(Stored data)
*****

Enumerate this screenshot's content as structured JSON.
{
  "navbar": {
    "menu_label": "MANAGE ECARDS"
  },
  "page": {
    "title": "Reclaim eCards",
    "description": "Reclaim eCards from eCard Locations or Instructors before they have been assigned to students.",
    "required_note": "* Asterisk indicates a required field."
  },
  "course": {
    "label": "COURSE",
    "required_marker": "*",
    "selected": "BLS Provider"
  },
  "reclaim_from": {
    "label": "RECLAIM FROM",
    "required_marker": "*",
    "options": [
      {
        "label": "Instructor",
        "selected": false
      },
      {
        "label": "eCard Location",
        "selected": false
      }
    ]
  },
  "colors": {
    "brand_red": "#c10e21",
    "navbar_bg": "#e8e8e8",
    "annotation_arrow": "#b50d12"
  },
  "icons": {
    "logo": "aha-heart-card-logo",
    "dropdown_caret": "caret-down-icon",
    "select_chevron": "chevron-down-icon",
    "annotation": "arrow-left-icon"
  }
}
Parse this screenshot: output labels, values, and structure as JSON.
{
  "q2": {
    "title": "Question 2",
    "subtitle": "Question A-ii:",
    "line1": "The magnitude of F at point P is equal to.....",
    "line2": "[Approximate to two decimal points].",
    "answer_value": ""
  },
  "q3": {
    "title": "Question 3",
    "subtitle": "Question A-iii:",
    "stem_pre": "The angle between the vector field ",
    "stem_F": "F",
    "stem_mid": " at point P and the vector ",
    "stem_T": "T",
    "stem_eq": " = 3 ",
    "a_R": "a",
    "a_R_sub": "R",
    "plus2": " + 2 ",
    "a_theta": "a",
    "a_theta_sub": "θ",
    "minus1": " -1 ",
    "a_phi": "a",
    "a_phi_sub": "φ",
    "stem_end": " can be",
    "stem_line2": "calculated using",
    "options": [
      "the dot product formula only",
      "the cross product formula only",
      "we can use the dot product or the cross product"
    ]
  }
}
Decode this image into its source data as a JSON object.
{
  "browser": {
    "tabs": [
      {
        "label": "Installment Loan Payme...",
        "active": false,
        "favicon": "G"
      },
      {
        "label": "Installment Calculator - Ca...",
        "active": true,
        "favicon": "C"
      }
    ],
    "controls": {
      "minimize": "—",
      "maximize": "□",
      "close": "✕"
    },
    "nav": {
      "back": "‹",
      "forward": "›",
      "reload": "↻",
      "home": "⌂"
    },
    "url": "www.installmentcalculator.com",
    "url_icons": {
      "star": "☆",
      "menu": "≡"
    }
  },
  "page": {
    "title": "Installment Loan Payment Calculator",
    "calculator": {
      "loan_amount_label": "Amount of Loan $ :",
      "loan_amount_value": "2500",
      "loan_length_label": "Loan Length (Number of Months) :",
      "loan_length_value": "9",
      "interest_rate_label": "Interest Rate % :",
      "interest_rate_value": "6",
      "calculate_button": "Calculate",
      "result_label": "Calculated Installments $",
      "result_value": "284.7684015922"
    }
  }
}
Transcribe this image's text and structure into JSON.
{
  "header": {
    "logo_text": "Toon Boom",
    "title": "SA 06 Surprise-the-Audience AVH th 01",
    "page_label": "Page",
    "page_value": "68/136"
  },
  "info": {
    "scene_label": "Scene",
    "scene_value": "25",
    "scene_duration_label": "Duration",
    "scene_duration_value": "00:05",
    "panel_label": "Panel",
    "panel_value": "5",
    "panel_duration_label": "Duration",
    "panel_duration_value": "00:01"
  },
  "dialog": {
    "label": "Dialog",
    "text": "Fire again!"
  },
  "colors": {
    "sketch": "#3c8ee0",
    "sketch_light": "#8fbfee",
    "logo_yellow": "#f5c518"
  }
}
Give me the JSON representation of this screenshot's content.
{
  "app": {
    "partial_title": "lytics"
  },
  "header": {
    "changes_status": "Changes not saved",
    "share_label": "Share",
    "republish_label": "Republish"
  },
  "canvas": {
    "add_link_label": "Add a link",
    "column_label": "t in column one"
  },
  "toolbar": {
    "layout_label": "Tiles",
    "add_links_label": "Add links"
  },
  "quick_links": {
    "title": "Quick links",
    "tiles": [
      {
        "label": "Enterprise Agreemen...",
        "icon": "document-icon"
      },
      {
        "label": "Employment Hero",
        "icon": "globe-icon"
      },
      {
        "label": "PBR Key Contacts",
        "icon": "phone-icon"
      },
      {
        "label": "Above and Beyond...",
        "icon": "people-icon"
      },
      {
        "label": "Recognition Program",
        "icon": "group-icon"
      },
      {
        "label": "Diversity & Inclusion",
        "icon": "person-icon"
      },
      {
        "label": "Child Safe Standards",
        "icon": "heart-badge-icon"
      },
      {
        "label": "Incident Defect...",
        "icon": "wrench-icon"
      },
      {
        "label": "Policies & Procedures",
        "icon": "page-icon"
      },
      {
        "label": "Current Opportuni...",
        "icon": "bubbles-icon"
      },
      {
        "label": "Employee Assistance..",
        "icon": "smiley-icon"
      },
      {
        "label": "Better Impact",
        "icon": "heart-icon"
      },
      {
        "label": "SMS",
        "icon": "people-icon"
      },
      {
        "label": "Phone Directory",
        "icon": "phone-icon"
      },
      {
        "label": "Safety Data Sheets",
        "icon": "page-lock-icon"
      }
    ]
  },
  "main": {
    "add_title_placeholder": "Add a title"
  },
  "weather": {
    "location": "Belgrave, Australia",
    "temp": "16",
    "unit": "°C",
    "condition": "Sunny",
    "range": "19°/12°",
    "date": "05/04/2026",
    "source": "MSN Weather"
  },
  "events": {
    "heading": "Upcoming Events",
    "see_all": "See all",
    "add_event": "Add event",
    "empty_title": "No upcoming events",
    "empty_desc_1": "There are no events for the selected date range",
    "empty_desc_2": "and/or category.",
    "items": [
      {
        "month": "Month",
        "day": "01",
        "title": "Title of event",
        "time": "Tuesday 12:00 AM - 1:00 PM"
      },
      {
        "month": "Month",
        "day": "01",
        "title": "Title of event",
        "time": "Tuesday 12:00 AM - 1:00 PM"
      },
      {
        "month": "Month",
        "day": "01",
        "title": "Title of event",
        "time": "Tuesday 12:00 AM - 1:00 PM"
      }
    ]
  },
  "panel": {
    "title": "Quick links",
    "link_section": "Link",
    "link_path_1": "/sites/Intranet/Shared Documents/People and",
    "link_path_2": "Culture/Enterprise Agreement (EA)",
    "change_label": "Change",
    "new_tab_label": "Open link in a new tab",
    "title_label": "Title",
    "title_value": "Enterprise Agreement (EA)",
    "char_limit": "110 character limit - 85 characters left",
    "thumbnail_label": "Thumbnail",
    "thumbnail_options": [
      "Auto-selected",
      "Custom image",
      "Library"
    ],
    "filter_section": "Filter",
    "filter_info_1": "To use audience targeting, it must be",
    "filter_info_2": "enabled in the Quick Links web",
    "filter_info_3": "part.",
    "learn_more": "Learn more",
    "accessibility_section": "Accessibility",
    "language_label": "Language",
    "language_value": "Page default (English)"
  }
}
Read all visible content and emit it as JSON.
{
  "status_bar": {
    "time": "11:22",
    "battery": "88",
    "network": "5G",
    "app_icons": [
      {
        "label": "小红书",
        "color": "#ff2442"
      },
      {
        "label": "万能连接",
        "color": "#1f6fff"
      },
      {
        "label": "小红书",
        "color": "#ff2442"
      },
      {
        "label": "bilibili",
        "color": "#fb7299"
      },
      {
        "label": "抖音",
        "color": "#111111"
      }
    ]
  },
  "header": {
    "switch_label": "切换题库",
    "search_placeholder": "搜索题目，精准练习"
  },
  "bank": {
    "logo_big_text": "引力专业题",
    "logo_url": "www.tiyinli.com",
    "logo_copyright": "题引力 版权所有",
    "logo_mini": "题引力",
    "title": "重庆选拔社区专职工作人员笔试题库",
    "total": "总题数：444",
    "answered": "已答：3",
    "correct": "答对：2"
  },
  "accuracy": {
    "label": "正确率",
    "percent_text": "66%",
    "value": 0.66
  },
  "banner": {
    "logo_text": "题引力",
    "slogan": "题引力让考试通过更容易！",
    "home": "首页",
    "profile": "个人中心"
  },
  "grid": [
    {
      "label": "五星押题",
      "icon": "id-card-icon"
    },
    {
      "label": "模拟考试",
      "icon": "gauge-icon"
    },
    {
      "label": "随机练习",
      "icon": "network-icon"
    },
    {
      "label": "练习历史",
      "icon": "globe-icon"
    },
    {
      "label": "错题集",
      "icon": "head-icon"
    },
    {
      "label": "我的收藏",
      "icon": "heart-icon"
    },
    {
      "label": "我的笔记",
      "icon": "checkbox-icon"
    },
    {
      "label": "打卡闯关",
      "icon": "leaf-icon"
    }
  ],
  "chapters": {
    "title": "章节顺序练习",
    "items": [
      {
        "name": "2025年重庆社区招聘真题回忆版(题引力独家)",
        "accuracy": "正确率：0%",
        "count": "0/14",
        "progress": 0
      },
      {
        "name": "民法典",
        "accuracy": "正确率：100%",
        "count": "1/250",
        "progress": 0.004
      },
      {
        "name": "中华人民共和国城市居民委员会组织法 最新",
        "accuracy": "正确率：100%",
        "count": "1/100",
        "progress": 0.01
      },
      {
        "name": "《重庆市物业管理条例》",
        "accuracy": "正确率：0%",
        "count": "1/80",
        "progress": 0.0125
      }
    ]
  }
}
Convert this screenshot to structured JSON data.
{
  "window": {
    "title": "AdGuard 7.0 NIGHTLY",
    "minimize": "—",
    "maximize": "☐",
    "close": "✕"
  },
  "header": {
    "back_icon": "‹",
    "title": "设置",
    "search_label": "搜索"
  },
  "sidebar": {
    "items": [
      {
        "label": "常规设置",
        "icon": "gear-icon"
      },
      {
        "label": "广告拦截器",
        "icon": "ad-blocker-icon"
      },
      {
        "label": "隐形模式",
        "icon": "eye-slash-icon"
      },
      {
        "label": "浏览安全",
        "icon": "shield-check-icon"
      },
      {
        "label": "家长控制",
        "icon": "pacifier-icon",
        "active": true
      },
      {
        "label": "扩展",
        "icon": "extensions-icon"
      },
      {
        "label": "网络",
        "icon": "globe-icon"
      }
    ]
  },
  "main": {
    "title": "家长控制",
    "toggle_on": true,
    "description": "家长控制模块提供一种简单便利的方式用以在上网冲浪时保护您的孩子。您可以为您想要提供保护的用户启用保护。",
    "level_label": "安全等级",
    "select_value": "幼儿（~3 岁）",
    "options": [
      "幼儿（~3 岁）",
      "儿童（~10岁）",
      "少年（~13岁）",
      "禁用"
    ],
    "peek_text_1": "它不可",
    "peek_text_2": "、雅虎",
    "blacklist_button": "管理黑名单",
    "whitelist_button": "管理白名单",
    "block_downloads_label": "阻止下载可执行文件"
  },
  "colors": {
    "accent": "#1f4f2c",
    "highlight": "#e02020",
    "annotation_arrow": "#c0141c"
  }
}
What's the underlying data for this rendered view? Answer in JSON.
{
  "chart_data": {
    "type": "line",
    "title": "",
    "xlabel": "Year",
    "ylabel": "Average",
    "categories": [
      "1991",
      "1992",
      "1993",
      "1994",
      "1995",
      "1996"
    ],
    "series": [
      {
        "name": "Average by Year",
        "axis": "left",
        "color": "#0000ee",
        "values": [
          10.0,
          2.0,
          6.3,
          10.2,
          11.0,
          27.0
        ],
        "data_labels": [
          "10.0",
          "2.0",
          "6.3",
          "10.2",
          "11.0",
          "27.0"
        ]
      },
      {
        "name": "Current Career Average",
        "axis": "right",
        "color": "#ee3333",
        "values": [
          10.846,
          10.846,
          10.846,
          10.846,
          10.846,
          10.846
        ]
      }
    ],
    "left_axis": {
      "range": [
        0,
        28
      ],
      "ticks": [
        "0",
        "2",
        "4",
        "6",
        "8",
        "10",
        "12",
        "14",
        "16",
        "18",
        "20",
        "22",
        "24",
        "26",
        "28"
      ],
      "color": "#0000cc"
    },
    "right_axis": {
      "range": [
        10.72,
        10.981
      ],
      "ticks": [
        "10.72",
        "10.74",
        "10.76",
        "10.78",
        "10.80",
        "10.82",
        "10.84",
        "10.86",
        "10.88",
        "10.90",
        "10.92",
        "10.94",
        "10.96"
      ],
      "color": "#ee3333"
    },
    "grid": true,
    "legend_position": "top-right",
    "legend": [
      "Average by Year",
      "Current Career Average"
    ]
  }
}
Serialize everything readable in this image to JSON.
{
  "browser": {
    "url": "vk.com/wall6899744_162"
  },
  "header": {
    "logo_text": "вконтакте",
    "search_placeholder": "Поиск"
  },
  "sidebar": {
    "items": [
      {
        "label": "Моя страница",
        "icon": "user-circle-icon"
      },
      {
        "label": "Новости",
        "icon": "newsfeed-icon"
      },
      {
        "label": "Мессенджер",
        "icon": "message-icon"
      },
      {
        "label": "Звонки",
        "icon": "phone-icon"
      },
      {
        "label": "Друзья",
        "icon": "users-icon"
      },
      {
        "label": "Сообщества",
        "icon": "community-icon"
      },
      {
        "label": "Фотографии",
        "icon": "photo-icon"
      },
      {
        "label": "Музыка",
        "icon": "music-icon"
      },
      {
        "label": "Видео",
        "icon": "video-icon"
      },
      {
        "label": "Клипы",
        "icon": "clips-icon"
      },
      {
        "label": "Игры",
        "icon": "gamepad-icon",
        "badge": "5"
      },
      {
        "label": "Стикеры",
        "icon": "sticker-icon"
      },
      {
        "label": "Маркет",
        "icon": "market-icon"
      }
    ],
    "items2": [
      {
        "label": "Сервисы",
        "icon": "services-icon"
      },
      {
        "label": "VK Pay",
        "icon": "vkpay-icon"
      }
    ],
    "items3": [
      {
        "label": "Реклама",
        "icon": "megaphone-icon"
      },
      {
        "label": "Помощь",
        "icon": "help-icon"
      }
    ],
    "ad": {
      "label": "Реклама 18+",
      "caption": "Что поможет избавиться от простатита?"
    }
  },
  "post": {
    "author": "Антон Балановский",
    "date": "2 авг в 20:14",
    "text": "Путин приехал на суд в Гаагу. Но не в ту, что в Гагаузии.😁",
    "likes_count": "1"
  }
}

*****

* THE TASK:
Return the lines of the records that include the string "true".

* RESULT:
        "active": true,
        "active": true
    "toggle_on": true,
    "grid": true,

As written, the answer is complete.